(Exercise)
Locate every line in the records below that holds the word "this" and return each one.

(Data to process)

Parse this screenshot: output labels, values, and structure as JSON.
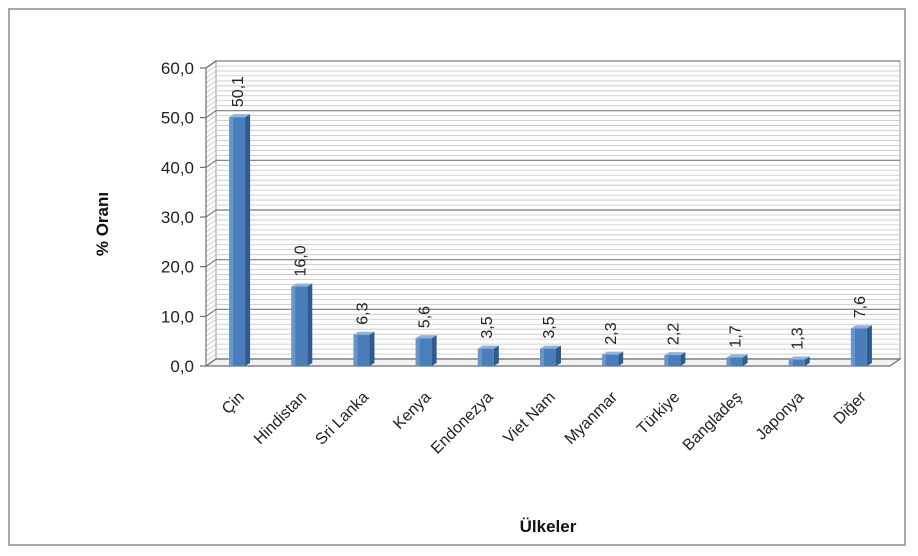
{
  "chart_data": {
    "type": "bar",
    "title": "",
    "xlabel": "Ülkeler",
    "ylabel": "% Oranı",
    "ylim": [
      0,
      60
    ],
    "ytick_step": 10,
    "ytick_labels": [
      "0,0",
      "10,0",
      "20,0",
      "30,0",
      "40,0",
      "50,0",
      "60,0"
    ],
    "categories": [
      "Çin",
      "Hindistan",
      "Sri Lanka",
      "Kenya",
      "Endonezya",
      "Viet Nam",
      "Myanmar",
      "Türkiye",
      "Bangladeş",
      "Japonya",
      "Diğer"
    ],
    "values": [
      50.1,
      16.0,
      6.3,
      5.6,
      3.5,
      3.5,
      2.3,
      2.2,
      1.7,
      1.3,
      7.6
    ],
    "value_labels": [
      "50,1",
      "16,0",
      "6,3",
      "5,6",
      "3,5",
      "3,5",
      "2,3",
      "2,2",
      "1,7",
      "1,3",
      "7,6"
    ],
    "grid": true,
    "legend": "none",
    "bar_color": "#4a7ebb",
    "bar_dark_color": "#2f5b8f",
    "bar_light_color": "#8fb3e0"
  }
}
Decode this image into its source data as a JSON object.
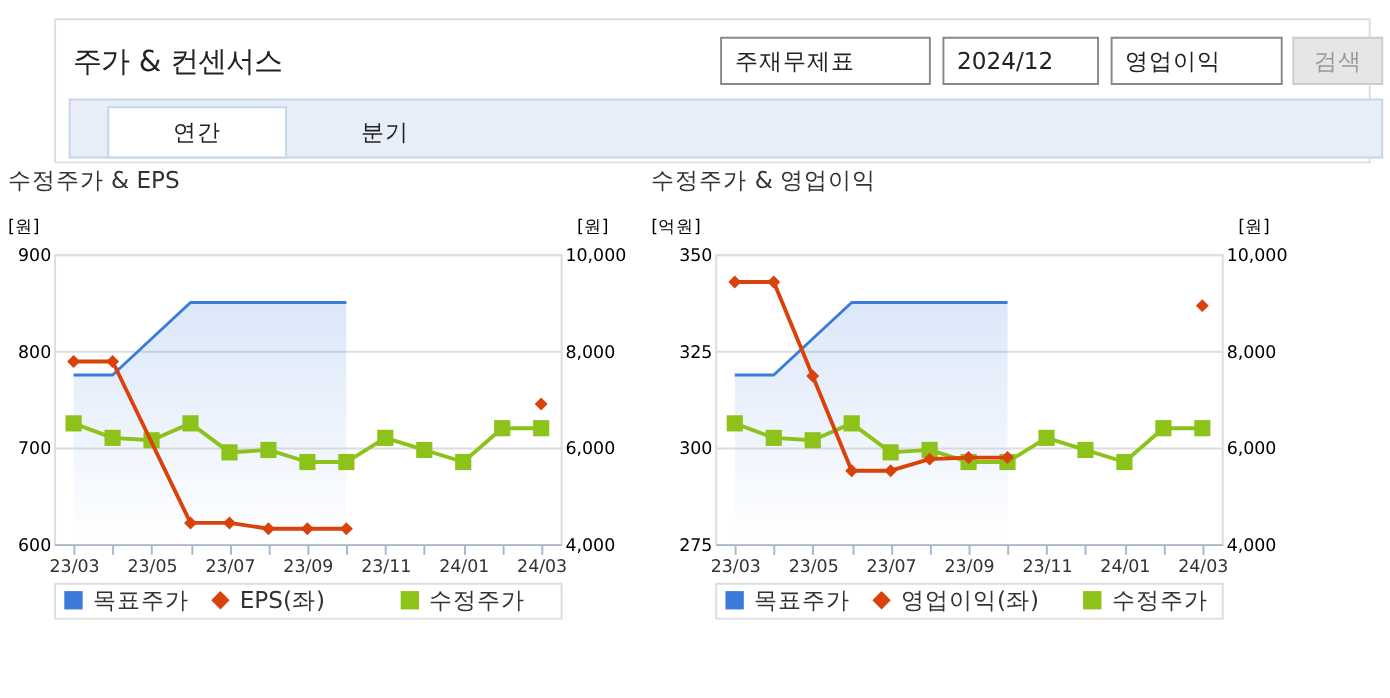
{
  "chart_data": [
    {
      "type": "other",
      "annotations": [
        "주가 & 컨센서스",
        "주재무제표",
        "2024/12",
        "영업이익",
        "검색",
        "연간",
        "분기"
      ]
    },
    {
      "type": "line",
      "title": "수정주가 & EPS",
      "ylabel": "[원]",
      "y2label": "[원]",
      "categories": [
        "23/03",
        null,
        "23/05",
        null,
        "23/07",
        null,
        "23/09",
        null,
        "23/11",
        null,
        "24/01",
        null,
        "24/03"
      ],
      "ylim": [
        600,
        900
      ],
      "yticks": [
        600,
        700,
        800,
        900
      ],
      "y2lim": [
        4000,
        10000
      ],
      "y2ticks": [
        {
          "value": 4000,
          "label": "4,000"
        },
        {
          "value": 6000,
          "label": "6,000"
        },
        {
          "value": 8000,
          "label": "8,000"
        },
        {
          "value": 10000,
          "label": "10,000"
        }
      ],
      "grid": "y",
      "legend": "bottom",
      "series": [
        {
          "name": "목표주가",
          "type": "area",
          "axis": "y2",
          "color": "#3a7bdc",
          "marker": "none",
          "values": [
            7500,
            7500,
            8250,
            9000,
            9000,
            9000,
            9000,
            9000,
            null,
            null,
            null,
            null,
            null
          ]
        },
        {
          "name": "EPS(좌)",
          "type": "line",
          "axis": "y",
          "color": "#d9420b",
          "marker": "diamond",
          "values": [
            789,
            789,
            null,
            622,
            622,
            616,
            616,
            616,
            null,
            null,
            null,
            null,
            745
          ]
        },
        {
          "name": "수정주가",
          "type": "line",
          "axis": "y2",
          "color": "#8cc21a",
          "marker": "square",
          "values": [
            6500,
            6200,
            6150,
            6500,
            5900,
            5950,
            5700,
            5700,
            6200,
            5950,
            5700,
            6400,
            6400
          ]
        }
      ]
    },
    {
      "type": "line",
      "title": "수정주가 & 영업이익",
      "ylabel": "[억원]",
      "y2label": "[원]",
      "categories": [
        "23/03",
        null,
        "23/05",
        null,
        "23/07",
        null,
        "23/09",
        null,
        "23/11",
        null,
        "24/01",
        null,
        "24/03"
      ],
      "ylim": [
        275,
        350
      ],
      "yticks": [
        275,
        300,
        325,
        350
      ],
      "y2lim": [
        4000,
        10000
      ],
      "y2ticks": [
        {
          "value": 4000,
          "label": "4,000"
        },
        {
          "value": 6000,
          "label": "6,000"
        },
        {
          "value": 8000,
          "label": "8,000"
        },
        {
          "value": 10000,
          "label": "10,000"
        }
      ],
      "grid": "y",
      "legend": "bottom",
      "series": [
        {
          "name": "목표주가",
          "type": "area",
          "axis": "y2",
          "color": "#3a7bdc",
          "marker": "none",
          "values": [
            7500,
            7500,
            8250,
            9000,
            9000,
            9000,
            9000,
            9000,
            null,
            null,
            null,
            null,
            null
          ]
        },
        {
          "name": "영업이익(좌)",
          "type": "line",
          "axis": "y",
          "color": "#d9420b",
          "marker": "diamond",
          "values": [
            342.8,
            342.8,
            318.5,
            294,
            294,
            297,
            297.4,
            297.4,
            null,
            null,
            null,
            null,
            336.7
          ]
        },
        {
          "name": "수정주가",
          "type": "line",
          "axis": "y2",
          "color": "#8cc21a",
          "marker": "square",
          "values": [
            6500,
            6200,
            6150,
            6500,
            5900,
            5950,
            5700,
            5700,
            6200,
            5950,
            5700,
            6400,
            6400
          ]
        }
      ]
    }
  ]
}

(Answer to the problem)
Parse this screenshot: output labels, values, and structure as JSON.
Decode this image into its source data as a JSON object.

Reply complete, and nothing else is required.